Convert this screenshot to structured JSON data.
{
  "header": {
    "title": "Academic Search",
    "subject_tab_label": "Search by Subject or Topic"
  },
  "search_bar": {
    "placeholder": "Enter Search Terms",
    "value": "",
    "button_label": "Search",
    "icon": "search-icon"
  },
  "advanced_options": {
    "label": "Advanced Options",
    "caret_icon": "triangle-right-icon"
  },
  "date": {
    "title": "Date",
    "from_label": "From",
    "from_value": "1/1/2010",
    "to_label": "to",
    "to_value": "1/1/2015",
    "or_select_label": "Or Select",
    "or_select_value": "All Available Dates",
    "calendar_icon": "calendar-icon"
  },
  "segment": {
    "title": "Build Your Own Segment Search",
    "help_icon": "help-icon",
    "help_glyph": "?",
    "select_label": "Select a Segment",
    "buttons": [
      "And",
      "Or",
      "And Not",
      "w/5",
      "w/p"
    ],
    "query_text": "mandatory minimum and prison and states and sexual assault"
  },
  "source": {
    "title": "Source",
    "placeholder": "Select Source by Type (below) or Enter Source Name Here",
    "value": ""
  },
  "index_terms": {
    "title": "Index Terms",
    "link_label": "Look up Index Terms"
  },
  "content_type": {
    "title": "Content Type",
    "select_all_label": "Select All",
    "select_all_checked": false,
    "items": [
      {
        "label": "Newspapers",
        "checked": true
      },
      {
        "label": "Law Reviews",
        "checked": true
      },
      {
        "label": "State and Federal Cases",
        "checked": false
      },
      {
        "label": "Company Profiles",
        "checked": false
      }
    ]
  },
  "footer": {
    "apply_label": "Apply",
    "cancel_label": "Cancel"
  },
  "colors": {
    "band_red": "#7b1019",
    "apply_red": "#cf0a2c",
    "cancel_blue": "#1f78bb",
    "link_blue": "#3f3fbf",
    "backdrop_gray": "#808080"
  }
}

- Task
Transcribe the material above in its entirety. Match it exactly.

- Solved exercise
Convert this screenshot to structured JSON data.
{
  "header": {
    "title": "Academic Search",
    "subject_tab_label": "Search by Subject or Topic"
  },
  "search_bar": {
    "placeholder": "Enter Search Terms",
    "value": "",
    "button_label": "Search",
    "icon": "search-icon"
  },
  "advanced_options": {
    "label": "Advanced Options",
    "caret_icon": "triangle-right-icon"
  },
  "date": {
    "title": "Date",
    "from_label": "From",
    "from_value": "1/1/2010",
    "to_label": "to",
    "to_value": "1/1/2015",
    "or_select_label": "Or Select",
    "or_select_value": "All Available Dates",
    "calendar_icon": "calendar-icon"
  },
  "segment": {
    "title": "Build Your Own Segment Search",
    "help_icon": "help-icon",
    "help_glyph": "?",
    "select_label": "Select a Segment",
    "buttons": [
      "And",
      "Or",
      "And Not",
      "w/5",
      "w/p"
    ],
    "query_text": "mandatory minimum and prison and states and sexual assault"
  },
  "source": {
    "title": "Source",
    "placeholder": "Select Source by Type (below) or Enter Source Name Here",
    "value": ""
  },
  "index_terms": {
    "title": "Index Terms",
    "link_label": "Look up Index Terms"
  },
  "content_type": {
    "title": "Content Type",
    "select_all_label": "Select All",
    "select_all_checked": false,
    "items": [
      {
        "label": "Newspapers",
        "checked": true
      },
      {
        "label": "Law Reviews",
        "checked": true
      },
      {
        "label": "State and Federal Cases",
        "checked": false
      },
      {
        "label": "Company Profiles",
        "checked": false
      }
    ]
  },
  "footer": {
    "apply_label": "Apply",
    "cancel_label": "Cancel"
  },
  "colors": {
    "band_red": "#7b1019",
    "apply_red": "#cf0a2c",
    "cancel_blue": "#1f78bb",
    "link_blue": "#3f3fbf",
    "backdrop_gray": "#808080"
  }
}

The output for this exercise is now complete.